---------- Given entries

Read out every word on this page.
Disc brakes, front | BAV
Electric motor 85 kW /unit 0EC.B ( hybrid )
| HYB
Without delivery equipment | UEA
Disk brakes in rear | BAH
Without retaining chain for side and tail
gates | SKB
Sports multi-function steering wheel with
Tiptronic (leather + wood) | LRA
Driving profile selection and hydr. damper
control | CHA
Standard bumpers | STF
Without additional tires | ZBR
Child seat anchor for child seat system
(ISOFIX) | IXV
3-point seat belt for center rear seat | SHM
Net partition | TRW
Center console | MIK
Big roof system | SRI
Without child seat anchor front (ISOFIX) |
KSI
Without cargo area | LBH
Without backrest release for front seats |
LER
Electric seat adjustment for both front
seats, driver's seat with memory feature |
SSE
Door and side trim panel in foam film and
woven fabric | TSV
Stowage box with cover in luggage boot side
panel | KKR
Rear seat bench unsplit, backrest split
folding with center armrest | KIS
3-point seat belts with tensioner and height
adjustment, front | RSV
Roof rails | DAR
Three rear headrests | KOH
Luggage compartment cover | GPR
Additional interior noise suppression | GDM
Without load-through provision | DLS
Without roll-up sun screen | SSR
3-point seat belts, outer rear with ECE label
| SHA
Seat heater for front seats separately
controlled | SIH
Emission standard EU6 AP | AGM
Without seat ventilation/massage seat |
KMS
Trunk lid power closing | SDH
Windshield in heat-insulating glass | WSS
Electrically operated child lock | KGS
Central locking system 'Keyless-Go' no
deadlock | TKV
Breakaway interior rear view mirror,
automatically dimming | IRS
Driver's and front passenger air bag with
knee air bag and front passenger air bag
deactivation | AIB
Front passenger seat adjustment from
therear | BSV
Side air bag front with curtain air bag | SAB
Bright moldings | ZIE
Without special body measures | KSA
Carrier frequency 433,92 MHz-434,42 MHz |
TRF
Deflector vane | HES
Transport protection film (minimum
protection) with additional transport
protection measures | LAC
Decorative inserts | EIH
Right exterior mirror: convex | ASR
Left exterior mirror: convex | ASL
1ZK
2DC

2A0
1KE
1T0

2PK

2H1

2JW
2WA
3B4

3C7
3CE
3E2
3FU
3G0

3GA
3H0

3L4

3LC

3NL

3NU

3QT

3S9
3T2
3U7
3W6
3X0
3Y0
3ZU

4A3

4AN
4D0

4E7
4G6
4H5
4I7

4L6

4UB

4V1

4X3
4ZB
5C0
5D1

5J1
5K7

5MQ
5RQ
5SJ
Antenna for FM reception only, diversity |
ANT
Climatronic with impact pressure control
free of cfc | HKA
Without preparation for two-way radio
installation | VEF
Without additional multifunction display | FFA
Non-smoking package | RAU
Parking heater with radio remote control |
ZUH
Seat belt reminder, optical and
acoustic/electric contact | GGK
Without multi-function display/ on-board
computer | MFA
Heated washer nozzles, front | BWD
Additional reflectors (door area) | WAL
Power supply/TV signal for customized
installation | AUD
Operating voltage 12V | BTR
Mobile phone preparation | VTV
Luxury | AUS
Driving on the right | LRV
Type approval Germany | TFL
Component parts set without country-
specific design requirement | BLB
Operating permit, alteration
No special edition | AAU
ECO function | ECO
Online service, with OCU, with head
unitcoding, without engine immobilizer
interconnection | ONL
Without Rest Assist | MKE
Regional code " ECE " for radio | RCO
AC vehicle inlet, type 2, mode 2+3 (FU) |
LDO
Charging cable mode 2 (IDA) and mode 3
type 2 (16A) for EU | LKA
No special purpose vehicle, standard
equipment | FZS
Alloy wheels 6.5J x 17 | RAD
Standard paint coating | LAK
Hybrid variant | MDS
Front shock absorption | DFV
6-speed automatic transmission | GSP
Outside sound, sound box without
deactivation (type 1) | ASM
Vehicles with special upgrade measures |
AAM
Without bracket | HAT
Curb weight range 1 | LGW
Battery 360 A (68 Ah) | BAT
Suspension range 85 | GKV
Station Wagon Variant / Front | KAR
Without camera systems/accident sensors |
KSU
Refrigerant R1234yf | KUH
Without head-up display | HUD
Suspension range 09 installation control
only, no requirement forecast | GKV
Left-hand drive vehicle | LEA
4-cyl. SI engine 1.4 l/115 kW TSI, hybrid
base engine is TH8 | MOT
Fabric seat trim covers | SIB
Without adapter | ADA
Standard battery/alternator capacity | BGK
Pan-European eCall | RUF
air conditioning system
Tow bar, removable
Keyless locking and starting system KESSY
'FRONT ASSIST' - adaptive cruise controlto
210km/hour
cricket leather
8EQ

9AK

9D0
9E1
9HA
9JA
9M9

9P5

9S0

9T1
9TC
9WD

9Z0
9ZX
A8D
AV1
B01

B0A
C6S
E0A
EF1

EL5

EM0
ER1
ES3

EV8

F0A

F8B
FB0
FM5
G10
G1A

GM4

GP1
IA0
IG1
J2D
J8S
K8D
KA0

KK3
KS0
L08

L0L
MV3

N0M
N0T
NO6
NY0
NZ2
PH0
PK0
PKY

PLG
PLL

--------------------

Aim of the exercise: Using the records above, find and show each line with the string "equipment".

Answer in full:
Without delivery equipment | UEA
equipment | FZS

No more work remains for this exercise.